TEKS -
────────────────
KEGAGAPAN SARJANA
INTELEKTUAL
Oleh: Silka Yuanti Draditaswari
Mahasiswa Sastra Indonesia Fakultas Sastra
Universitas Negeri Malang
Mahasiswa Sastra Indonesia Fakultas Sastra
Universitas Negeri Malang
Ce ce ce cenat cenuuut
Ce ce ce cenat cenuuut ….
(lagu bibir dower – sm#sh)
Ketika saya sedang berteduh di bawah atap teras rumah
orang karna menunggu hujan reda, saya mendengar lagu Bibir Dower dimainkan
dengan keras. Saya pun mencari sumber suara itu. Ternyata, lagu itu mengalir
dari handphone pemuda yang sedang nongkrong di gardu pos kamling sebelah. Saya
pun berinisiatif untuk berteduh di gardu pos kamling itu, sembari menunggu
hujan yang kian deras. Dengan lekas, tas kerja saya jadikan payung sementara,
kemudian saya berlari ke gardu tersebut dan duduk di pinggir.
────────────────
TANTANGAN -
a) Tukar "Universitas Negeri Malang" dengan "Universitas Negeri Surabaya" dalam esai tentang kegagapan sarjana, lalu tuliskan lagi bagiannya. Mulailah dari kata "KEGAGAPAN SARJANA" dan berhentilah sesudah "cenat cenuuut ….".
b) Teruskan esai tentang kegagapan sarjana itu mulai sesudah kalimat terakhirnya.

CUPLIKAN DATASET -
────────────────
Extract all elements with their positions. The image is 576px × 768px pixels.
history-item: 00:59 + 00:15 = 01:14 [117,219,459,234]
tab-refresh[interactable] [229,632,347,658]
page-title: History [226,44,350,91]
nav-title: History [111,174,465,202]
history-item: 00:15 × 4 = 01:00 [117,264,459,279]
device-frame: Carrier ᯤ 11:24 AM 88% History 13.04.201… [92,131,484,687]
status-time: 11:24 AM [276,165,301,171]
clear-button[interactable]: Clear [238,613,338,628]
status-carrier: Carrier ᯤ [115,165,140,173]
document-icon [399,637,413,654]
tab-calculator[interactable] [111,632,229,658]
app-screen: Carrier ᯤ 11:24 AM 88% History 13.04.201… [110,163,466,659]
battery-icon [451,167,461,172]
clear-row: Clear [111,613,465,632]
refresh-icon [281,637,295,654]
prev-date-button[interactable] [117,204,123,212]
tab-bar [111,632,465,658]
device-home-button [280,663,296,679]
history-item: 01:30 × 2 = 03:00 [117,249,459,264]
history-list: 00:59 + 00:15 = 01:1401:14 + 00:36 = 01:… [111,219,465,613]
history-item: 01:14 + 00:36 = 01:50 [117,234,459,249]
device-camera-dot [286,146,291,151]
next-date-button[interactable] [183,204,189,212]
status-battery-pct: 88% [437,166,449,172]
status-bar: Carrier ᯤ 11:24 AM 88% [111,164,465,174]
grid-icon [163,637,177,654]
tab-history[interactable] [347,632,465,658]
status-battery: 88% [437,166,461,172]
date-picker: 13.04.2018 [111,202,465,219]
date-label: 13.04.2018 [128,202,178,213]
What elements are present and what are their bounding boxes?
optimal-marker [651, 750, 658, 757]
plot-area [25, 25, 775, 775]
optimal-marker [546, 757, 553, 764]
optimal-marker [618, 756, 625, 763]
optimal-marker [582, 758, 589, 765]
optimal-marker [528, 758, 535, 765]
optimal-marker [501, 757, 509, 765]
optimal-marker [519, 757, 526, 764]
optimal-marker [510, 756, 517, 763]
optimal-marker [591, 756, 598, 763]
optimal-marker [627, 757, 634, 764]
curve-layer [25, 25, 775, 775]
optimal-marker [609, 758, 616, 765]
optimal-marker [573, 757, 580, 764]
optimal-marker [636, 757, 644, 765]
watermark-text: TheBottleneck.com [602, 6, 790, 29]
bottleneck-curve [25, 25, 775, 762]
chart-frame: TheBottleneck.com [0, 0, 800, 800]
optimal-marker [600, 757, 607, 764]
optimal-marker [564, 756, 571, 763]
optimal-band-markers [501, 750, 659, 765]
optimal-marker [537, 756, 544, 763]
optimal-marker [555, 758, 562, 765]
────────────────
HASIL TIAP TUGAS -
a)
KEGAGAPAN SARJANA
INTELEKTUAL
Oleh: Silka Yuanti Draditaswari
Mahasiswa Sastra Indonesia Fakultas Sastra
Universitas Negeri Surabaya
Mahasiswa Sastra Indonesia Fakultas Sastra
Universitas Negeri Surabaya
Ce ce ce cenat cenuuut
Ce ce ce cenat cenuuut ….

b)
Ketika saya melihat ke belakang, saya melihat pemuda
itu, teman-temannya, gitar, beberapa cangkir, termos, kopi bubuk, gula, dan
kartu. Sepertinya mereka sedang asyik nongkrong di gardu pos kamling ini. Tak
lupa saya menganggukkan kepala dan tersenyum kepada sambil berkata, “Numpang
berteduh Bang!”. Pemuda itu pun menjawab, “Okeh!”. Sementara lagu Bibir
Dower it terus diputar, pemuda itu menyanyikan lagu tersebut dengan menirukan
gaya khas Azis OVJ yang gagap. Mungkin karna lucunya dia menirukan Azis, teman-temannya
tertawa menggelagar di derasnya hujan. Saya hanya bisa tersenyum tanpa
memandang mereka. Tiba-tiba, pemuda itu menepuk pundak saya sambil membawa
gelas, “Kopi?”. Saya, yang pada dasarnya tidak biasa minum kopi, menolaknya
sehalus mungkin dengan tangan saya, “Makasih Bang.”. Hening sejenak ia bertanya
kepada saya, “Orang kantoran ya mas?”. Saya hanya mengangguk. “Kantor mana mas?
Kantor pajak? Kantor pos? Kantor bank? Atau Kantor presiden?”. Saya menjawab
bahwa saya bekerja di kantor periklanan. Kemudian keheningan muncul lagi.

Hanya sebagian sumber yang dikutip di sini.